The exercise:
Print the entries below in their entirety, exactly as they are written.

## start

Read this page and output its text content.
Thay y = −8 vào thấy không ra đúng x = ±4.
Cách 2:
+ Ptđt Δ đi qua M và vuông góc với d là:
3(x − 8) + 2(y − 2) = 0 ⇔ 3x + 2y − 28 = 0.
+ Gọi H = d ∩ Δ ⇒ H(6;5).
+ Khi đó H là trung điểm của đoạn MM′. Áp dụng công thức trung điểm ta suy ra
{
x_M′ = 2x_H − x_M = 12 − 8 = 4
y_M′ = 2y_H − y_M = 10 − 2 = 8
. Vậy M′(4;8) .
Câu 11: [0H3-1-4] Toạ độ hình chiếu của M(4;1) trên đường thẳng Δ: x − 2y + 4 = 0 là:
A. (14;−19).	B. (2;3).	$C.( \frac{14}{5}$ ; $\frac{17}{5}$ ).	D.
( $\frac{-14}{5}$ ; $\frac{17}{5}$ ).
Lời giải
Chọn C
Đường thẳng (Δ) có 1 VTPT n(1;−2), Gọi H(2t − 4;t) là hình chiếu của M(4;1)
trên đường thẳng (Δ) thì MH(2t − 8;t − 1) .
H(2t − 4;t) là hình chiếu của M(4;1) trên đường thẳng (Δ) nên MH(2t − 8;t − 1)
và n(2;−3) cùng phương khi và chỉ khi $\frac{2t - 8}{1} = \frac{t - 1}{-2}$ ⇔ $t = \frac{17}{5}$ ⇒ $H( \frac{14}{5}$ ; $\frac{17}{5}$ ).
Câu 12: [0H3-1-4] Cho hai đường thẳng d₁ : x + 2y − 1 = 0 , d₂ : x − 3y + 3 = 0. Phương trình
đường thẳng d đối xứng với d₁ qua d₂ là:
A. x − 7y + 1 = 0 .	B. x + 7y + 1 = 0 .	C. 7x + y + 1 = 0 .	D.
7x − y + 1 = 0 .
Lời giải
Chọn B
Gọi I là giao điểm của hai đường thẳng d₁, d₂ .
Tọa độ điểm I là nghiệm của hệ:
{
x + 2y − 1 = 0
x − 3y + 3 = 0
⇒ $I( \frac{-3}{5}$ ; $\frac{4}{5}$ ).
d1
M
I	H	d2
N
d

## end

Solution:
Read this page and output its text content.
Thay y = −8 vào thấy không ra đúng x = ±4.
Cách 2:
+ Ptđt Δ đi qua M và vuông góc với d là:
3(x − 8) + 2(y − 2) = 0 ⇔ 3x + 2y − 28 = 0.
+ Gọi H = d ∩ Δ ⇒ H(6;5).
+ Khi đó H là trung điểm của đoạn MM′. Áp dụng công thức trung điểm ta suy ra
{
x_M′ = 2x_H − x_M = 12 − 8 = 4
y_M′ = 2y_H − y_M = 10 − 2 = 8
. Vậy M′(4;8) .
Câu 11: [0H3-1-4] Toạ độ hình chiếu của M(4;1) trên đường thẳng Δ: x − 2y + 4 = 0 là:
A. (14;−19).	B. (2;3).	$C.( \frac{14}{5}$ ; $\frac{17}{5}$ ).	D.
( $\frac{-14}{5}$ ; $\frac{17}{5}$ ).
Lời giải
Chọn C
Đường thẳng (Δ) có 1 VTPT n(1;−2), Gọi H(2t − 4;t) là hình chiếu của M(4;1)
trên đường thẳng (Δ) thì MH(2t − 8;t − 1) .
H(2t − 4;t) là hình chiếu của M(4;1) trên đường thẳng (Δ) nên MH(2t − 8;t − 1)
và n(2;−3) cùng phương khi và chỉ khi $\frac{2t - 8}{1} = \frac{t - 1}{-2}$ ⇔ $t = \frac{17}{5}$ ⇒ $H( \frac{14}{5}$ ; $\frac{17}{5}$ ).
Câu 12: [0H3-1-4] Cho hai đường thẳng d₁ : x + 2y − 1 = 0 , d₂ : x − 3y + 3 = 0. Phương trình
đường thẳng d đối xứng với d₁ qua d₂ là:
A. x − 7y + 1 = 0 .	B. x + 7y + 1 = 0 .	C. 7x + y + 1 = 0 .	D.
7x − y + 1 = 0 .
Lời giải
Chọn B
Gọi I là giao điểm của hai đường thẳng d₁, d₂ .
Tọa độ điểm I là nghiệm của hệ:
{
x + 2y − 1 = 0
x − 3y + 3 = 0
⇒ $I( \frac{-3}{5}$ ; $\frac{4}{5}$ ).
d1
M
I	H	d2
N
d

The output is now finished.